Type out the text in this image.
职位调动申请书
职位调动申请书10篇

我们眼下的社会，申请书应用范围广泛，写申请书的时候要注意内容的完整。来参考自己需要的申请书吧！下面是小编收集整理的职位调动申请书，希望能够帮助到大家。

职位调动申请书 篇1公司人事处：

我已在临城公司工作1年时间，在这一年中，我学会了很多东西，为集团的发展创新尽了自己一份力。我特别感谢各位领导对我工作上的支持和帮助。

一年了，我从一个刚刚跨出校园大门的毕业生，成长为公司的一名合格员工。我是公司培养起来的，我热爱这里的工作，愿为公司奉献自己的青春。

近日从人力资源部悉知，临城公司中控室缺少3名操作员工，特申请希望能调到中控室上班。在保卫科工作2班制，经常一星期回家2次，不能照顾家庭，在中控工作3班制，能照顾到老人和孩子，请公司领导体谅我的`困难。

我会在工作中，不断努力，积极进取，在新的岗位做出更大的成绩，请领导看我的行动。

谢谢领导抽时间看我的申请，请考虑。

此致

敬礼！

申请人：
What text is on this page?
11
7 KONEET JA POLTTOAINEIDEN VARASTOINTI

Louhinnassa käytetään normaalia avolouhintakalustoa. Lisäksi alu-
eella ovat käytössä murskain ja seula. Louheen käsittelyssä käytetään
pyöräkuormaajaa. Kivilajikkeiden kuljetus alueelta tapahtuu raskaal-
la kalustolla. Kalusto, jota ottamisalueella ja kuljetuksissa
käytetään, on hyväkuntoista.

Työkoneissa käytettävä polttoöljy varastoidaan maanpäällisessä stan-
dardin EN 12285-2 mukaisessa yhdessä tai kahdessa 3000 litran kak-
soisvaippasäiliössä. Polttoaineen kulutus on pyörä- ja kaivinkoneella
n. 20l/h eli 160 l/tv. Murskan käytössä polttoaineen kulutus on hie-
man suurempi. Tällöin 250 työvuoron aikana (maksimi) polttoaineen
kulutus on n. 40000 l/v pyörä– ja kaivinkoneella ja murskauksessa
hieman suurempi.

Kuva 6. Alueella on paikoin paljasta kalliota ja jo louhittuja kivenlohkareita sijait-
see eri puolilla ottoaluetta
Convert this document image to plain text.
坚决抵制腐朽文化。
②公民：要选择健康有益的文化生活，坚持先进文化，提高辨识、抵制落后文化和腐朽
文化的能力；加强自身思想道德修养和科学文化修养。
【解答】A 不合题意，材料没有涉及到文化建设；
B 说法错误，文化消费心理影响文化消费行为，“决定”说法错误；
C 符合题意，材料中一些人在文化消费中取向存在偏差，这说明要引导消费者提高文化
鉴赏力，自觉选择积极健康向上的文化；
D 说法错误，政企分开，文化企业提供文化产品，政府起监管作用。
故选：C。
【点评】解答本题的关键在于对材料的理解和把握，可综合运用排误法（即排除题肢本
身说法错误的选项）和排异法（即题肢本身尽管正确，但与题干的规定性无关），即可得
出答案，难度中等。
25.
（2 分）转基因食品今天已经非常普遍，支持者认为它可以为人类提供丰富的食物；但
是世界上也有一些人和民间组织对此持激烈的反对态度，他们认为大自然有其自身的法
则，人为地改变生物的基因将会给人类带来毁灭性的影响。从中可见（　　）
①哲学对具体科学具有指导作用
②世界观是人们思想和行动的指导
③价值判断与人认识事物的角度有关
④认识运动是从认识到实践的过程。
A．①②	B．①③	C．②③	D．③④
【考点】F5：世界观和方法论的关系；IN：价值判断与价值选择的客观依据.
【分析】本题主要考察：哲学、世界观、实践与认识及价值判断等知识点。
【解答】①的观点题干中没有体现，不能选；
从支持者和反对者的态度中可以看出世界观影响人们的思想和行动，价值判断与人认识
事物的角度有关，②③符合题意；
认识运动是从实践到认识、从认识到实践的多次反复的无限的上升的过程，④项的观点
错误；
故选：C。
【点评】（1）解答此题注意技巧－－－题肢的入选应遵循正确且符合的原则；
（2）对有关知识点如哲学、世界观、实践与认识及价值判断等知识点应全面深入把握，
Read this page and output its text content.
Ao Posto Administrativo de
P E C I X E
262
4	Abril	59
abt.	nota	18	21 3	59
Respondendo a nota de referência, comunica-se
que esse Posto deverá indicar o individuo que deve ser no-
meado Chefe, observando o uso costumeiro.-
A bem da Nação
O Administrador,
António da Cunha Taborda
==================================================
Exercise description
Copy each record from above exactly, and include every line.

Result of this task
Type out the text in this image.
职位调动申请书
职位调动申请书10篇

我们眼下的社会，申请书应用范围广泛，写申请书的时候要注意内容的完整。来参考自己需要的申请书吧！下面是小编收集整理的职位调动申请书，希望能够帮助到大家。

职位调动申请书 篇1公司人事处：

我已在临城公司工作1年时间，在这一年中，我学会了很多东西，为集团的发展创新尽了自己一份力。我特别感谢各位领导对我工作上的支持和帮助。

一年了，我从一个刚刚跨出校园大门的毕业生，成长为公司的一名合格员工。我是公司培养起来的，我热爱这里的工作，愿为公司奉献自己的青春。

近日从人力资源部悉知，临城公司中控室缺少3名操作员工，特申请希望能调到中控室上班。在保卫科工作2班制，经常一星期回家2次，不能照顾家庭，在中控工作3班制，能照顾到老人和孩子，请公司领导体谅我的`困难。

我会在工作中，不断努力，积极进取，在新的岗位做出更大的成绩，请领导看我的行动。

谢谢领导抽时间看我的申请，请考虑。

此致

敬礼！

申请人：
What text is on this page?
11
7 KONEET JA POLTTOAINEIDEN VARASTOINTI

Louhinnassa käytetään normaalia avolouhintakalustoa. Lisäksi alu-
eella ovat käytössä murskain ja seula. Louheen käsittelyssä käytetään
pyöräkuormaajaa. Kivilajikkeiden kuljetus alueelta tapahtuu raskaal-
la kalustolla. Kalusto, jota ottamisalueella ja kuljetuksissa
käytetään, on hyväkuntoista.

Työkoneissa käytettävä polttoöljy varastoidaan maanpäällisessä stan-
dardin EN 12285-2 mukaisessa yhdessä tai kahdessa 3000 litran kak-
soisvaippasäiliössä. Polttoaineen kulutus on pyörä- ja kaivinkoneella
n. 20l/h eli 160 l/tv. Murskan käytössä polttoaineen kulutus on hie-
man suurempi. Tällöin 250 työvuoron aikana (maksimi) polttoaineen
kulutus on n. 40000 l/v pyörä– ja kaivinkoneella ja murskauksessa
hieman suurempi.

Kuva 6. Alueella on paikoin paljasta kalliota ja jo louhittuja kivenlohkareita sijait-
see eri puolilla ottoaluetta
Convert this document image to plain text.
坚决抵制腐朽文化。
②公民：要选择健康有益的文化生活，坚持先进文化，提高辨识、抵制落后文化和腐朽
文化的能力；加强自身思想道德修养和科学文化修养。
【解答】A 不合题意，材料没有涉及到文化建设；
B 说法错误，文化消费心理影响文化消费行为，“决定”说法错误；
C 符合题意，材料中一些人在文化消费中取向存在偏差，这说明要引导消费者提高文化
鉴赏力，自觉选择积极健康向上的文化；
D 说法错误，政企分开，文化企业提供文化产品，政府起监管作用。
故选：C。
【点评】解答本题的关键在于对材料的理解和把握，可综合运用排误法（即排除题肢本
身说法错误的选项）和排异法（即题肢本身尽管正确，但与题干的规定性无关），即可得
出答案，难度中等。
25.
（2 分）转基因食品今天已经非常普遍，支持者认为它可以为人类提供丰富的食物；但
是世界上也有一些人和民间组织对此持激烈的反对态度，他们认为大自然有其自身的法
则，人为地改变生物的基因将会给人类带来毁灭性的影响。从中可见（　　）
①哲学对具体科学具有指导作用
②世界观是人们思想和行动的指导
③价值判断与人认识事物的角度有关
④认识运动是从认识到实践的过程。
A．①②	B．①③	C．②③	D．③④
【考点】F5：世界观和方法论的关系；IN：价值判断与价值选择的客观依据.
【分析】本题主要考察：哲学、世界观、实践与认识及价值判断等知识点。
【解答】①的观点题干中没有体现，不能选；
从支持者和反对者的态度中可以看出世界观影响人们的思想和行动，价值判断与人认识
事物的角度有关，②③符合题意；
认识运动是从实践到认识、从认识到实践的多次反复的无限的上升的过程，④项的观点
错误；
故选：C。
【点评】（1）解答此题注意技巧－－－题肢的入选应遵循正确且符合的原则；
（2）对有关知识点如哲学、世界观、实践与认识及价值判断等知识点应全面深入把握，
Read this page and output its text content.
Ao Posto Administrativo de
P E C I X E
262
4	Abril	59
abt.	nota	18	21 3	59
Respondendo a nota de referência, comunica-se
que esse Posto deverá indicar o individuo que deve ser no-
meado Chefe, observando o uso costumeiro.-
A bem da Nação
O Administrador,
António da Cunha Taborda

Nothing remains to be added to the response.